(Information shown)
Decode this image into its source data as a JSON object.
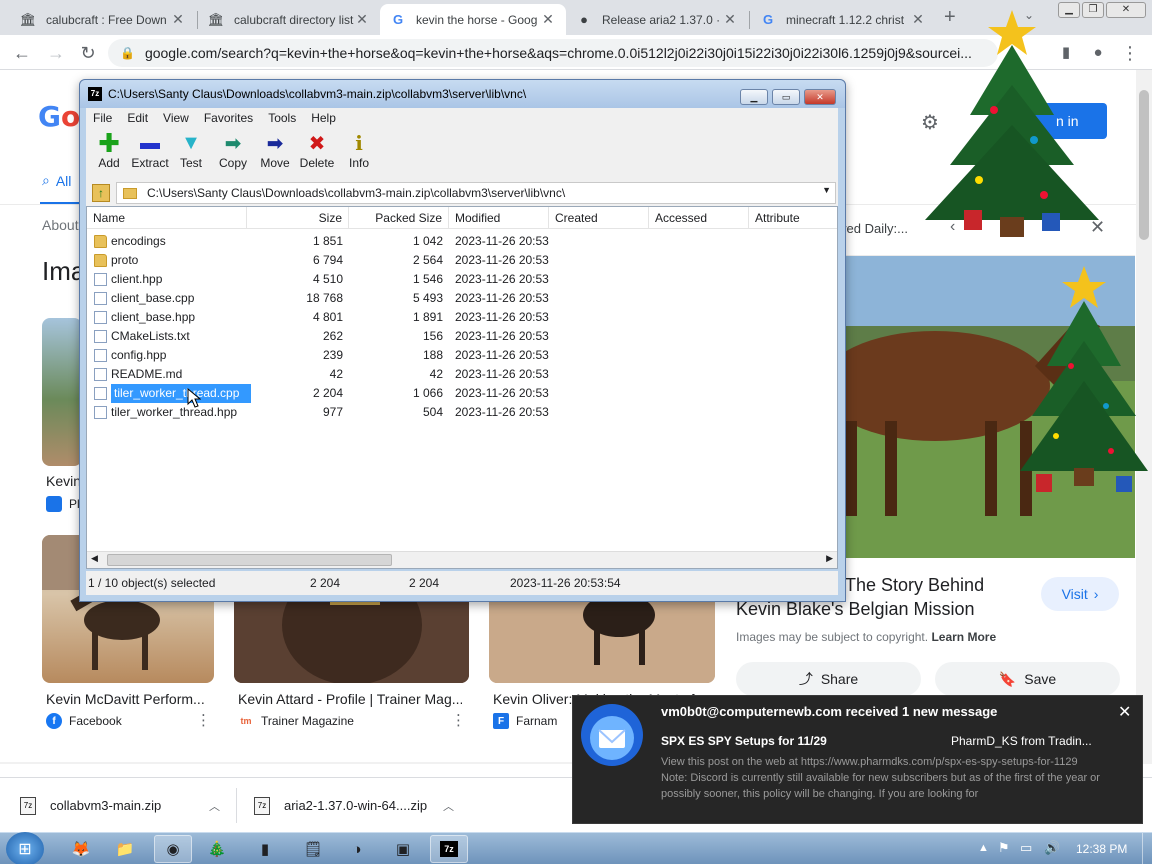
{
  "browser": {
    "tabs": [
      {
        "title": "calubcraft : Free Down",
        "icon": "archive-icon"
      },
      {
        "title": "calubcraft directory list",
        "icon": "archive-icon"
      },
      {
        "title": "kevin the horse - Goog",
        "icon": "google-icon"
      },
      {
        "title": "Release aria2 1.37.0 · a",
        "icon": "github-icon"
      },
      {
        "title": "minecraft 1.12.2 christ",
        "icon": "google-icon"
      }
    ],
    "url": "google.com/search?q=kevin+the+horse&oq=kevin+the+horse&aqs=chrome.0.0i512l2j0i22i30j0i15i22i30j0i22i30l6.1259j0j9&sourcei..."
  },
  "google": {
    "logo": "Go",
    "tab_all": "All",
    "about": "About",
    "images_heading": "Ima",
    "sign_in": "n in",
    "partial_caption_1": "Kevin",
    "partial_source_1": "Pl",
    "results": [
      {
        "caption": "Kevin McDavitt Perform...",
        "source": "Facebook",
        "icon_letter": "f",
        "icon_color": "#1877f2"
      },
      {
        "caption": "Kevin Attard - Profile | Trainer Mag...",
        "source": "Trainer Magazine",
        "icon_letter": "tm",
        "icon_color": "#e8633a"
      },
      {
        "caption": "Kevin Oliver: Making the Most of...",
        "source": "Farnam",
        "icon_letter": "F",
        "icon_color": "#1a73e8"
      }
    ],
    "preview": {
      "sponsored": "ored Daily:...",
      "title_line1": "The Story Behind",
      "title_line2": "Kevin Blake's Belgian Mission",
      "visit": "Visit",
      "copyright": "Images may be subject to copyright.",
      "learn_more": "Learn More",
      "share": "Share",
      "save": "Save"
    }
  },
  "zip": {
    "title": "C:\\Users\\Santy Claus\\Downloads\\collabvm3-main.zip\\collabvm3\\server\\lib\\vnc\\",
    "menu": [
      "File",
      "Edit",
      "View",
      "Favorites",
      "Tools",
      "Help"
    ],
    "tools": [
      {
        "label": "Add",
        "glyph": "+",
        "color": "#1aa31a"
      },
      {
        "label": "Extract",
        "glyph": "▬",
        "color": "#2233cc"
      },
      {
        "label": "Test",
        "glyph": "▼",
        "color": "#27b3c9"
      },
      {
        "label": "Copy",
        "glyph": "➡",
        "color": "#1e8a6e"
      },
      {
        "label": "Move",
        "glyph": "➡",
        "color": "#1a2a9a"
      },
      {
        "label": "Delete",
        "glyph": "✖",
        "color": "#d01818"
      },
      {
        "label": "Info",
        "glyph": "i",
        "color": "#a08800"
      }
    ],
    "address": "C:\\Users\\Santy Claus\\Downloads\\collabvm3-main.zip\\collabvm3\\server\\lib\\vnc\\",
    "columns": [
      "Name",
      "Size",
      "Packed Size",
      "Modified",
      "Created",
      "Accessed",
      "Attribute"
    ],
    "rows": [
      {
        "name": "encodings",
        "size": "1 851",
        "packed": "1 042",
        "modified": "2023-11-26 20:53",
        "type": "folder"
      },
      {
        "name": "proto",
        "size": "6 794",
        "packed": "2 564",
        "modified": "2023-11-26 20:53",
        "type": "folder"
      },
      {
        "name": "client.hpp",
        "size": "4 510",
        "packed": "1 546",
        "modified": "2023-11-26 20:53",
        "type": "file"
      },
      {
        "name": "client_base.cpp",
        "size": "18 768",
        "packed": "5 493",
        "modified": "2023-11-26 20:53",
        "type": "file"
      },
      {
        "name": "client_base.hpp",
        "size": "4 801",
        "packed": "1 891",
        "modified": "2023-11-26 20:53",
        "type": "file"
      },
      {
        "name": "CMakeLists.txt",
        "size": "262",
        "packed": "156",
        "modified": "2023-11-26 20:53",
        "type": "file"
      },
      {
        "name": "config.hpp",
        "size": "239",
        "packed": "188",
        "modified": "2023-11-26 20:53",
        "type": "file"
      },
      {
        "name": "README.md",
        "size": "42",
        "packed": "42",
        "modified": "2023-11-26 20:53",
        "type": "file"
      },
      {
        "name": "tiler_worker_thread.cpp",
        "size": "2 204",
        "packed": "1 066",
        "modified": "2023-11-26 20:53",
        "type": "file",
        "selected": true
      },
      {
        "name": "tiler_worker_thread.hpp",
        "size": "977",
        "packed": "504",
        "modified": "2023-11-26 20:53",
        "type": "file"
      }
    ],
    "status": {
      "selection": "1 / 10 object(s) selected",
      "size": "2 204",
      "packed": "2 204",
      "modified": "2023-11-26 20:53:54"
    }
  },
  "downloads": [
    {
      "name": "collabvm3-main.zip"
    },
    {
      "name": "aria2-1.37.0-win-64....zip"
    }
  ],
  "notification": {
    "header": "vm0b0t@computernewb.com received 1 new message",
    "subject": "SPX ES SPY Setups for 11/29",
    "sender": "PharmD_KS from Tradin...",
    "body": "View this post on the web at https://www.pharmdks.com/p/spx-es-spy-setups-for-1129 Note: Discord is currently still available for new subscribers but as of the first of the year or possibly sooner, this policy will be changing. If you are looking for"
  },
  "taskbar": {
    "clock": "12:38 PM"
  }
}
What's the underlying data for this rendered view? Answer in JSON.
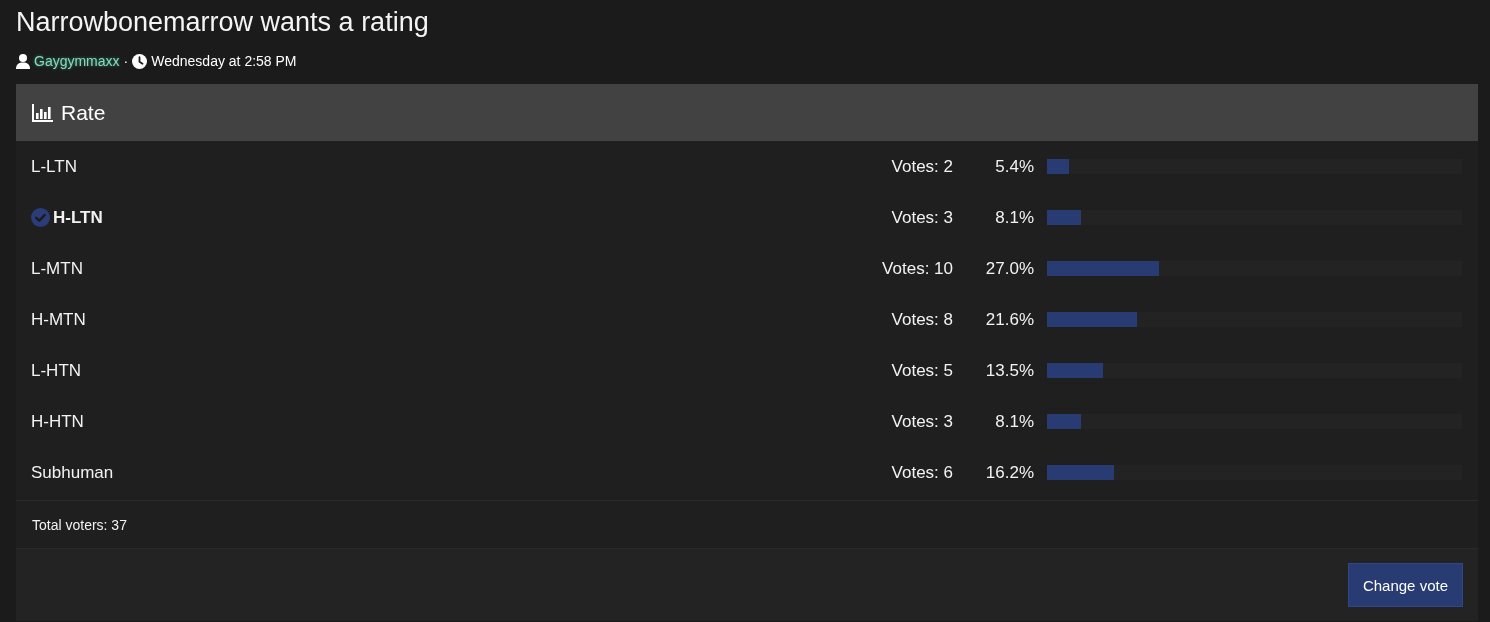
{
  "thread": {
    "title": "Narrowbonemarrow wants a rating",
    "author": "Gaygymmaxx",
    "separator": "·",
    "date": "Wednesday at 2:58 PM"
  },
  "poll": {
    "title": "Rate",
    "options": [
      {
        "label": "L-LTN",
        "votes": "Votes: 2",
        "percent": "5.4%",
        "level": 0.054,
        "selected": false
      },
      {
        "label": "H-LTN",
        "votes": "Votes: 3",
        "percent": "8.1%",
        "level": 0.081,
        "selected": true
      },
      {
        "label": "L-MTN",
        "votes": "Votes: 10",
        "percent": "27.0%",
        "level": 0.27,
        "selected": false
      },
      {
        "label": "H-MTN",
        "votes": "Votes: 8",
        "percent": "21.6%",
        "level": 0.216,
        "selected": false
      },
      {
        "label": "L-HTN",
        "votes": "Votes: 5",
        "percent": "13.5%",
        "level": 0.135,
        "selected": false
      },
      {
        "label": "H-HTN",
        "votes": "Votes: 3",
        "percent": "8.1%",
        "level": 0.081,
        "selected": false
      },
      {
        "label": "Subhuman",
        "votes": "Votes: 6",
        "percent": "16.2%",
        "level": 0.162,
        "selected": false
      }
    ],
    "total": "Total voters: 37",
    "button": "Change vote"
  }
}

(Given instruction)
A faithful copy of the records above is needed, with the pictures left out.

(Answer to this task)
Decode this image into its source data as a JSON object.
{
  "browser": {
    "tabs": [
      {
        "title": "calubcraft : Free Down",
        "icon": "archive-icon"
      },
      {
        "title": "calubcraft directory list",
        "icon": "archive-icon"
      },
      {
        "title": "kevin the horse - Goog",
        "icon": "google-icon"
      },
      {
        "title": "Release aria2 1.37.0 · a",
        "icon": "github-icon"
      },
      {
        "title": "minecraft 1.12.2 christ",
        "icon": "google-icon"
      }
    ],
    "url": "google.com/search?q=kevin+the+horse&oq=kevin+the+horse&aqs=chrome.0.0i512l2j0i22i30j0i15i22i30j0i22i30l6.1259j0j9&sourcei..."
  },
  "google": {
    "logo": "Go",
    "tab_all": "All",
    "about": "About",
    "images_heading": "Ima",
    "sign_in": "n in",
    "partial_caption_1": "Kevin",
    "partial_source_1": "Pl",
    "results": [
      {
        "caption": "Kevin McDavitt Perform...",
        "source": "Facebook",
        "icon_letter": "f",
        "icon_color": "#1877f2"
      },
      {
        "caption": "Kevin Attard - Profile | Trainer Mag...",
        "source": "Trainer Magazine",
        "icon_letter": "tm",
        "icon_color": "#e8633a"
      },
      {
        "caption": "Kevin Oliver: Making the Most of...",
        "source": "Farnam",
        "icon_letter": "F",
        "icon_color": "#1a73e8"
      }
    ],
    "preview": {
      "sponsored": "ored Daily:...",
      "title_line1": "The Story Behind",
      "title_line2": "Kevin Blake's Belgian Mission",
      "visit": "Visit",
      "copyright": "Images may be subject to copyright.",
      "learn_more": "Learn More",
      "share": "Share",
      "save": "Save"
    }
  },
  "zip": {
    "title": "C:\\Users\\Santy Claus\\Downloads\\collabvm3-main.zip\\collabvm3\\server\\lib\\vnc\\",
    "menu": [
      "File",
      "Edit",
      "View",
      "Favorites",
      "Tools",
      "Help"
    ],
    "tools": [
      {
        "label": "Add",
        "glyph": "+",
        "color": "#1aa31a"
      },
      {
        "label": "Extract",
        "glyph": "▬",
        "color": "#2233cc"
      },
      {
        "label": "Test",
        "glyph": "▼",
        "color": "#27b3c9"
      },
      {
        "label": "Copy",
        "glyph": "➡",
        "color": "#1e8a6e"
      },
      {
        "label": "Move",
        "glyph": "➡",
        "color": "#1a2a9a"
      },
      {
        "label": "Delete",
        "glyph": "✖",
        "color": "#d01818"
      },
      {
        "label": "Info",
        "glyph": "i",
        "color": "#a08800"
      }
    ],
    "address": "C:\\Users\\Santy Claus\\Downloads\\collabvm3-main.zip\\collabvm3\\server\\lib\\vnc\\",
    "columns": [
      "Name",
      "Size",
      "Packed Size",
      "Modified",
      "Created",
      "Accessed",
      "Attribute"
    ],
    "rows": [
      {
        "name": "encodings",
        "size": "1 851",
        "packed": "1 042",
        "modified": "2023-11-26 20:53",
        "type": "folder"
      },
      {
        "name": "proto",
        "size": "6 794",
        "packed": "2 564",
        "modified": "2023-11-26 20:53",
        "type": "folder"
      },
      {
        "name": "client.hpp",
        "size": "4 510",
        "packed": "1 546",
        "modified": "2023-11-26 20:53",
        "type": "file"
      },
      {
        "name": "client_base.cpp",
        "size": "18 768",
        "packed": "5 493",
        "modified": "2023-11-26 20:53",
        "type": "file"
      },
      {
        "name": "client_base.hpp",
        "size": "4 801",
        "packed": "1 891",
        "modified": "2023-11-26 20:53",
        "type": "file"
      },
      {
        "name": "CMakeLists.txt",
        "size": "262",
        "packed": "156",
        "modified": "2023-11-26 20:53",
        "type": "file"
      },
      {
        "name": "config.hpp",
        "size": "239",
        "packed": "188",
        "modified": "2023-11-26 20:53",
        "type": "file"
      },
      {
        "name": "README.md",
        "size": "42",
        "packed": "42",
        "modified": "2023-11-26 20:53",
        "type": "file"
      },
      {
        "name": "tiler_worker_thread.cpp",
        "size": "2 204",
        "packed": "1 066",
        "modified": "2023-11-26 20:53",
        "type": "file",
        "selected": true
      },
      {
        "name": "tiler_worker_thread.hpp",
        "size": "977",
        "packed": "504",
        "modified": "2023-11-26 20:53",
        "type": "file"
      }
    ],
    "status": {
      "selection": "1 / 10 object(s) selected",
      "size": "2 204",
      "packed": "2 204",
      "modified": "2023-11-26 20:53:54"
    }
  },
  "downloads": [
    {
      "name": "collabvm3-main.zip"
    },
    {
      "name": "aria2-1.37.0-win-64....zip"
    }
  ],
  "notification": {
    "header": "vm0b0t@computernewb.com received 1 new message",
    "subject": "SPX ES SPY Setups for 11/29",
    "sender": "PharmD_KS from Tradin...",
    "body": "View this post on the web at https://www.pharmdks.com/p/spx-es-spy-setups-for-1129 Note: Discord is currently still available for new subscribers but as of the first of the year or possibly sooner, this policy will be changing. If you are looking for"
  },
  "taskbar": {
    "clock": "12:38 PM"
  }
}
What's the underlying data for this rendered view? Answer in JSON.
{
  "thread": {
    "title": "Narrowbonemarrow wants a rating",
    "author": "Gaygymmaxx",
    "separator": "·",
    "date": "Wednesday at 2:58 PM"
  },
  "poll": {
    "title": "Rate",
    "options": [
      {
        "label": "L-LTN",
        "votes": "Votes: 2",
        "percent": "5.4%",
        "level": 0.054,
        "selected": false
      },
      {
        "label": "H-LTN",
        "votes": "Votes: 3",
        "percent": "8.1%",
        "level": 0.081,
        "selected": true
      },
      {
        "label": "L-MTN",
        "votes": "Votes: 10",
        "percent": "27.0%",
        "level": 0.27,
        "selected": false
      },
      {
        "label": "H-MTN",
        "votes": "Votes: 8",
        "percent": "21.6%",
        "level": 0.216,
        "selected": false
      },
      {
        "label": "L-HTN",
        "votes": "Votes: 5",
        "percent": "13.5%",
        "level": 0.135,
        "selected": false
      },
      {
        "label": "H-HTN",
        "votes": "Votes: 3",
        "percent": "8.1%",
        "level": 0.081,
        "selected": false
      },
      {
        "label": "Subhuman",
        "votes": "Votes: 6",
        "percent": "16.2%",
        "level": 0.162,
        "selected": false
      }
    ],
    "total": "Total voters: 37",
    "button": "Change vote"
  }
}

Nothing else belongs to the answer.